## begin Given records

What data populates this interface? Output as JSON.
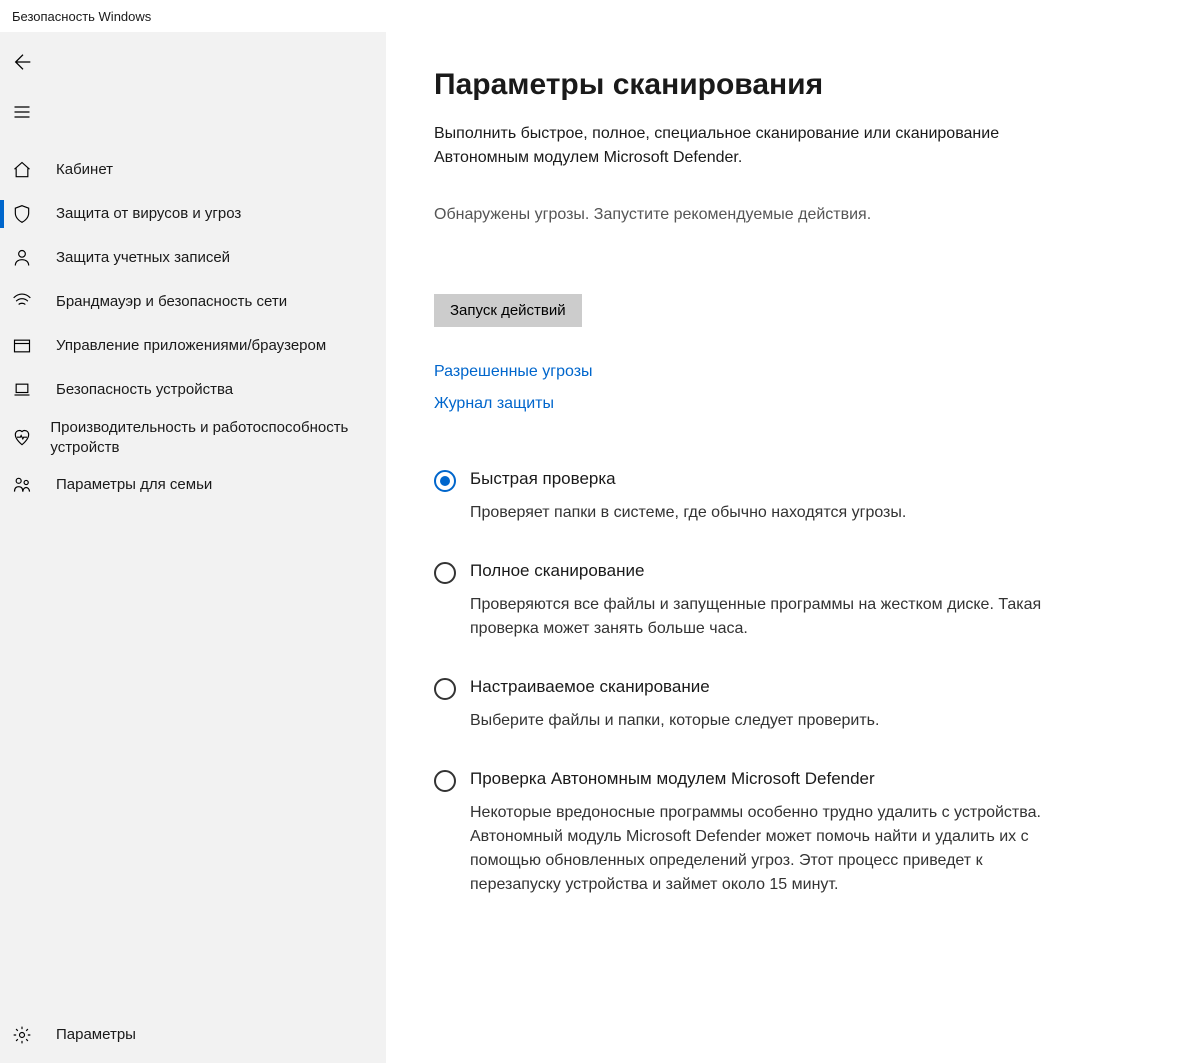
{
  "window": {
    "title": "Безопасность Windows"
  },
  "sidebar": {
    "items": [
      {
        "label": "Кабинет"
      },
      {
        "label": "Защита от вирусов и угроз"
      },
      {
        "label": "Защита учетных записей"
      },
      {
        "label": "Брандмауэр и безопасность сети"
      },
      {
        "label": "Управление приложениями/браузером"
      },
      {
        "label": "Безопасность устройства"
      },
      {
        "label": "Производительность и работоспособность устройств"
      },
      {
        "label": "Параметры для семьи"
      }
    ],
    "settings_label": "Параметры"
  },
  "main": {
    "title": "Параметры сканирования",
    "subtitle": "Выполнить быстрое, полное, специальное сканирование или сканирование Автономным модулем Microsoft Defender.",
    "status": "Обнаружены угрозы. Запустите рекомендуемые действия.",
    "action_button": "Запуск действий",
    "links": {
      "allowed": "Разрешенные угрозы",
      "history": "Журнал защиты"
    },
    "scan_options": [
      {
        "title": "Быстрая проверка",
        "desc": "Проверяет папки в системе, где обычно находятся угрозы.",
        "checked": true
      },
      {
        "title": "Полное сканирование",
        "desc": "Проверяются все файлы и запущенные программы на жестком диске. Такая проверка может занять больше часа.",
        "checked": false
      },
      {
        "title": "Настраиваемое сканирование",
        "desc": "Выберите файлы и папки, которые следует проверить.",
        "checked": false
      },
      {
        "title": "Проверка Автономным модулем Microsoft Defender",
        "desc": "Некоторые вредоносные программы особенно трудно удалить с устройства. Автономный модуль Microsoft Defender может помочь найти и удалить их с помощью обновленных определений угроз. Этот процесс приведет к перезапуску устройства и займет около 15 минут.",
        "checked": false
      }
    ]
  }
}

## end Given records

Read through the entries and copy every line that includes "устройства".

■ Exercise solution
        "label": "Безопасность устройства"
        "desc": "Некоторые вредоносные программы особенно трудно удалить с устройства. Автономный модуль Microsoft Defender может помочь найти и удалить их с помощью обновленных определений угроз. Этот процесс приведет к перезапуску устройства и займет около 15 минут.",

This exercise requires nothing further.